> **JOB 1**:
Using the passage on the Egypt delegation, answer these questions:
(a) What coalition formed in New York to support the uprising?
(b) In which month did the National Lawyers Guild Delegation to Egypt take place?
(c) According to the delegation's press statement, passage of which treaty did the U.S. delay for almost 15 years?

# # # #

Since the uprising against Mubarak began there have been regular solidarity protests, forums and other activities in the U.S. In New York, this support coalesced in the formation of the Coalition to Defend the Egyptian Revolution. In April, leading members of that Coalition were among the lawyers, activists, and scholars who organized and participated in a National Lawyers Guild Delegation to Egypt. Their primary mission was to investigate the role and responsibility of the U.S. government and corporations in human rights abuses, and to document how decades of U.S. military and economic intervention has violated Egypt‘s popular sovereignty and locked the country in a web of debt.
The delegation met with a broad range of activists, including human rights advocates, youth leaders, Islamists, leftist intellectuals, and trade unionists, as well as with civil society organizations that provide vital legal and social services to poor and working-class Egyptians who have been targeted by the state for their activism.
The delegation’s press statement upon release of its initial findings noted that “the U.S. government has been complicit in these gross violations by providing direct military and financial aid to the current Egyptian regime, by maneuvering politically to help the regime cling to power in the days after Jan. 25, 2011, and by delaying for almost 15 years the passage of the Small Arms Trade Treaty, which could prevent the regime from using American weapons against the Egyptian people.

# # # #

> **JOB 2**: Echo back the stretch of the records from the line that contains "Annotate this image: element" through the line that contains "176, 452, 238]", leaving out any pictures.

> **EXTRACTED MATERIAL**:
# # # #

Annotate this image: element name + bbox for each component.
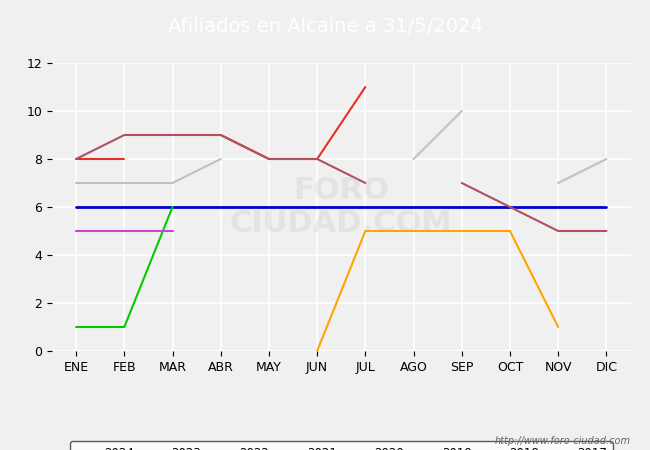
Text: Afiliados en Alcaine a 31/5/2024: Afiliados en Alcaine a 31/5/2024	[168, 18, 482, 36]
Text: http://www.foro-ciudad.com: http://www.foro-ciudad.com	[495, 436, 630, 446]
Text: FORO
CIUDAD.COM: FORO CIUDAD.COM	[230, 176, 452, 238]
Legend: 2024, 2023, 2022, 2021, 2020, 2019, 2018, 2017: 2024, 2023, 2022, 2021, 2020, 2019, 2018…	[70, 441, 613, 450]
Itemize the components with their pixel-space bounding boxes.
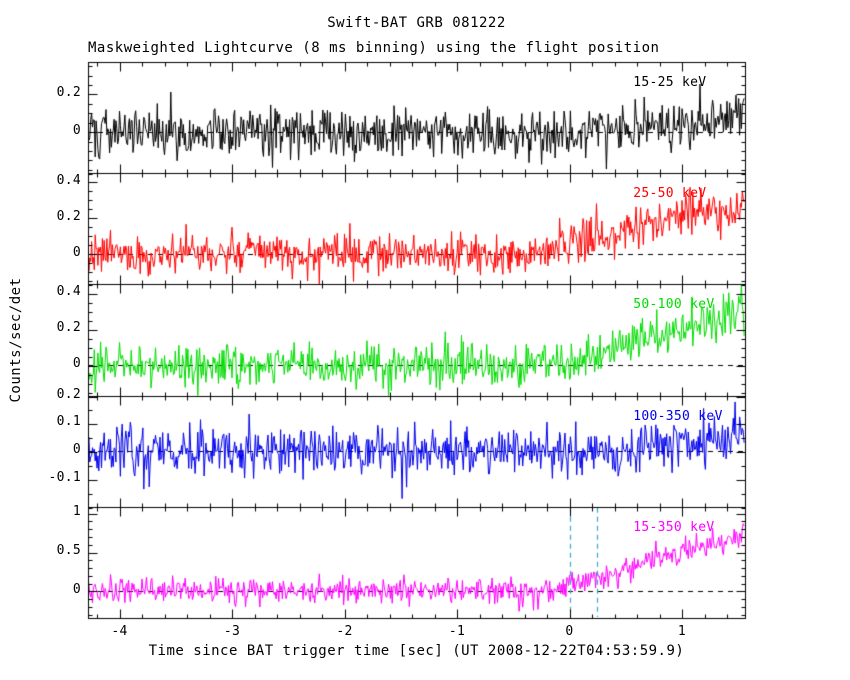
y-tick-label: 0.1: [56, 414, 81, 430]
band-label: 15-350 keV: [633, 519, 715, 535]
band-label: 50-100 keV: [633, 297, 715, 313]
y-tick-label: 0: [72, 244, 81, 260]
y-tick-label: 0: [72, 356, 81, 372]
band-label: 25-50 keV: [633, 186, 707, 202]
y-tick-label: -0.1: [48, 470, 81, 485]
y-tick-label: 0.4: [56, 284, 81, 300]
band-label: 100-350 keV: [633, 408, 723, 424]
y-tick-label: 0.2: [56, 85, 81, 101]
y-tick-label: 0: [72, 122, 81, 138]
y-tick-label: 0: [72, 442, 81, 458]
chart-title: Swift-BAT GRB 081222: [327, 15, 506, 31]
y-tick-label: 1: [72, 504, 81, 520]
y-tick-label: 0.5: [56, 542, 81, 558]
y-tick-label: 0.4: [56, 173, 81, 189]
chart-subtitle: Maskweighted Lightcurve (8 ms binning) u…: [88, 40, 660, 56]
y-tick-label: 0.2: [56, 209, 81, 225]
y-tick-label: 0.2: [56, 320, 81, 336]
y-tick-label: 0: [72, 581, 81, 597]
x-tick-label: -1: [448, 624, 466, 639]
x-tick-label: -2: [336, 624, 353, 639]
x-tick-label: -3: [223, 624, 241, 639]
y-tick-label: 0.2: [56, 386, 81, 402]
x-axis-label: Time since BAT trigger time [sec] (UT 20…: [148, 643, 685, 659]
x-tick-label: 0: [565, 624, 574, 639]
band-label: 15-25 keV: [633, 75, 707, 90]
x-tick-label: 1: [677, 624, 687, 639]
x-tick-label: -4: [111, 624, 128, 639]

# # # #

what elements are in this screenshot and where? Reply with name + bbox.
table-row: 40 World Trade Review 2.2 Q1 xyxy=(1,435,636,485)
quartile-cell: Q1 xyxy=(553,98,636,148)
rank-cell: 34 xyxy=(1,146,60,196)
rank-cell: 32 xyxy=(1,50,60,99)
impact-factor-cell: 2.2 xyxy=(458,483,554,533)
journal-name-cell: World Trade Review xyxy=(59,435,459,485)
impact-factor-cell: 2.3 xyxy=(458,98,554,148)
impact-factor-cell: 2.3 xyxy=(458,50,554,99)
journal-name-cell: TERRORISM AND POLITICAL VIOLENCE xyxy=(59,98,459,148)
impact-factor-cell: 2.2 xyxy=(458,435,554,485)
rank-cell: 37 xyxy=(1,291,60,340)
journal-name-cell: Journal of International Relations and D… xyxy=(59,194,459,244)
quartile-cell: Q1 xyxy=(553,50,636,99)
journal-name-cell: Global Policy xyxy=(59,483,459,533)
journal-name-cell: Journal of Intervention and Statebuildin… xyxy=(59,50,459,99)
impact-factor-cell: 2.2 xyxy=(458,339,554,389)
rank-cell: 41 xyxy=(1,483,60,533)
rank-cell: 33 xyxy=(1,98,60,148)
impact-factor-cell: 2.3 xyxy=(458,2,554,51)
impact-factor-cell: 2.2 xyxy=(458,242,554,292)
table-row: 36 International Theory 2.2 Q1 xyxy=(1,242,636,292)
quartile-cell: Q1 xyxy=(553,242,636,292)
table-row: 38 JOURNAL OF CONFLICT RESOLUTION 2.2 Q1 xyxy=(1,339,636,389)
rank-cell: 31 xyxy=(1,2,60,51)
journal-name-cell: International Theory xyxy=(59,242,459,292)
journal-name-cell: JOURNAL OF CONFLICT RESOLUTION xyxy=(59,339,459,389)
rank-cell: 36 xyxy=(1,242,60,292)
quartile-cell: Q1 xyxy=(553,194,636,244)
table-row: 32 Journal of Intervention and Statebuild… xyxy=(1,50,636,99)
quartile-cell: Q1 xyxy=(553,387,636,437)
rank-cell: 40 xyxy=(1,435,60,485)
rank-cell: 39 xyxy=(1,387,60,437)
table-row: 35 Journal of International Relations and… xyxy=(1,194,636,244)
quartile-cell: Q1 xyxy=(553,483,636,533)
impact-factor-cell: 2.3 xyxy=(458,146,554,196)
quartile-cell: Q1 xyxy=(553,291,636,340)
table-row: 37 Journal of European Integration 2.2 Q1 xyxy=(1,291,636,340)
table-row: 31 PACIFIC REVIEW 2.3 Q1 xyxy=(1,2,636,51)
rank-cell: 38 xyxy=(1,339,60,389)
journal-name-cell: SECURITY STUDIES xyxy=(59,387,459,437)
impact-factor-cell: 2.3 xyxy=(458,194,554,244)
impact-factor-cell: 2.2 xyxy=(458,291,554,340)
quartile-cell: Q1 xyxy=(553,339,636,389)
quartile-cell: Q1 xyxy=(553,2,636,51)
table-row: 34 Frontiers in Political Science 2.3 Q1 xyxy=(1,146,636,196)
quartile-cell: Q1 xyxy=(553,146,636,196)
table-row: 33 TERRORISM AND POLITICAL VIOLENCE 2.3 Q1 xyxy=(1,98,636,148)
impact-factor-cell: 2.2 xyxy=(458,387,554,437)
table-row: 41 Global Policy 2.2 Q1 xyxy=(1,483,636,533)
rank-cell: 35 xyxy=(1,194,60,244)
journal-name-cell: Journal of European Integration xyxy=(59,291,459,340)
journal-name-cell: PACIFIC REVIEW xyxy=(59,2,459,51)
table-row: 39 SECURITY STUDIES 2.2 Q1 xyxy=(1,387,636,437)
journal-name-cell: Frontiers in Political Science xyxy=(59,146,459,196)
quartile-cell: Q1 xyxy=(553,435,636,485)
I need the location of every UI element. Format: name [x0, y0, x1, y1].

# # # #

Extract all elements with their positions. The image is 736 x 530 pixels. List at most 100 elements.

# # # #

> **EXPECTED ANSWER 1**:
(a) The Coalition to Defend the Egyptian Revolution
(b) April
(c) The Small Arms Trade Treaty

> **EXPECTED ANSWER 2**:
Annotate this image: element name + bbox for each component.
Text: Afiliados en Alcaine a 31/5/2024: Afiliados en Alcaine a 31/5/2024	[168, 18, 482, 36]
Text: http://www.foro-ciudad.com: http://www.foro-ciudad.com	[495, 436, 630, 446]
Text: FORO
CIUDAD.COM: FORO CIUDAD.COM	[230, 176, 452, 238]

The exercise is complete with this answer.